Collected data
◇ ◇ ◇ ◇ ◇ ◇ ◇

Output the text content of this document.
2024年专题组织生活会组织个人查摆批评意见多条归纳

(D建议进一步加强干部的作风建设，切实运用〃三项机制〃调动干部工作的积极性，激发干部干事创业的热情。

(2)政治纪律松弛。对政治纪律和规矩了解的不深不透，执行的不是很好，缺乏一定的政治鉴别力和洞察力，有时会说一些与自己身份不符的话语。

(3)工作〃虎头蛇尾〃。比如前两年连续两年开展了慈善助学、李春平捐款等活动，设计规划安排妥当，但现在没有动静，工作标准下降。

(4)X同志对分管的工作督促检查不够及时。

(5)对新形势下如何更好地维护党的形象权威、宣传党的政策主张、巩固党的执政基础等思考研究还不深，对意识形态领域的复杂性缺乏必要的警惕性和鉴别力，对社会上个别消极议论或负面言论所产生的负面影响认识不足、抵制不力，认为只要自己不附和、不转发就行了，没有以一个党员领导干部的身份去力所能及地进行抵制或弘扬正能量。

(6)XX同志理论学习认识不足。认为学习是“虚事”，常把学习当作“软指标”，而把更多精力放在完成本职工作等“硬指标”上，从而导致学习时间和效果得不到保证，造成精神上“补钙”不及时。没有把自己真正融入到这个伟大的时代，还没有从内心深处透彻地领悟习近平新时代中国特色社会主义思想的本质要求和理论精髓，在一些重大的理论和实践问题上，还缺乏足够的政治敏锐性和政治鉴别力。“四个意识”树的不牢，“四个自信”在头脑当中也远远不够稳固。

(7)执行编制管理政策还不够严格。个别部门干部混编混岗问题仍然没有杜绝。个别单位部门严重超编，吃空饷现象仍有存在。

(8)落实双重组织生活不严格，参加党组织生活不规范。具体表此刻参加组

◇ ◇ ◇ ◇ ◇ ◇ ◇

* [Written exercise] Restate every record exactly, leaving nothing out.

* [Answer to this exercise]
Output the text content of this document.
2024年专题组织生活会组织个人查摆批评意见多条归纳

(D建议进一步加强干部的作风建设，切实运用〃三项机制〃调动干部工作的积极性，激发干部干事创业的热情。

(2)政治纪律松弛。对政治纪律和规矩了解的不深不透，执行的不是很好，缺乏一定的政治鉴别力和洞察力，有时会说一些与自己身份不符的话语。

(3)工作〃虎头蛇尾〃。比如前两年连续两年开展了慈善助学、李春平捐款等活动，设计规划安排妥当，但现在没有动静，工作标准下降。

(4)X同志对分管的工作督促检查不够及时。

(5)对新形势下如何更好地维护党的形象权威、宣传党的政策主张、巩固党的执政基础等思考研究还不深，对意识形态领域的复杂性缺乏必要的警惕性和鉴别力，对社会上个别消极议论或负面言论所产生的负面影响认识不足、抵制不力，认为只要自己不附和、不转发就行了，没有以一个党员领导干部的身份去力所能及地进行抵制或弘扬正能量。

(6)XX同志理论学习认识不足。认为学习是“虚事”，常把学习当作“软指标”，而把更多精力放在完成本职工作等“硬指标”上，从而导致学习时间和效果得不到保证，造成精神上“补钙”不及时。没有把自己真正融入到这个伟大的时代，还没有从内心深处透彻地领悟习近平新时代中国特色社会主义思想的本质要求和理论精髓，在一些重大的理论和实践问题上，还缺乏足够的政治敏锐性和政治鉴别力。“四个意识”树的不牢，“四个自信”在头脑当中也远远不够稳固。

(7)执行编制管理政策还不够严格。个别部门干部混编混岗问题仍然没有杜绝。个别单位部门严重超编，吃空饷现象仍有存在。

(8)落实双重组织生活不严格，参加党组织生活不规范。具体表此刻参加组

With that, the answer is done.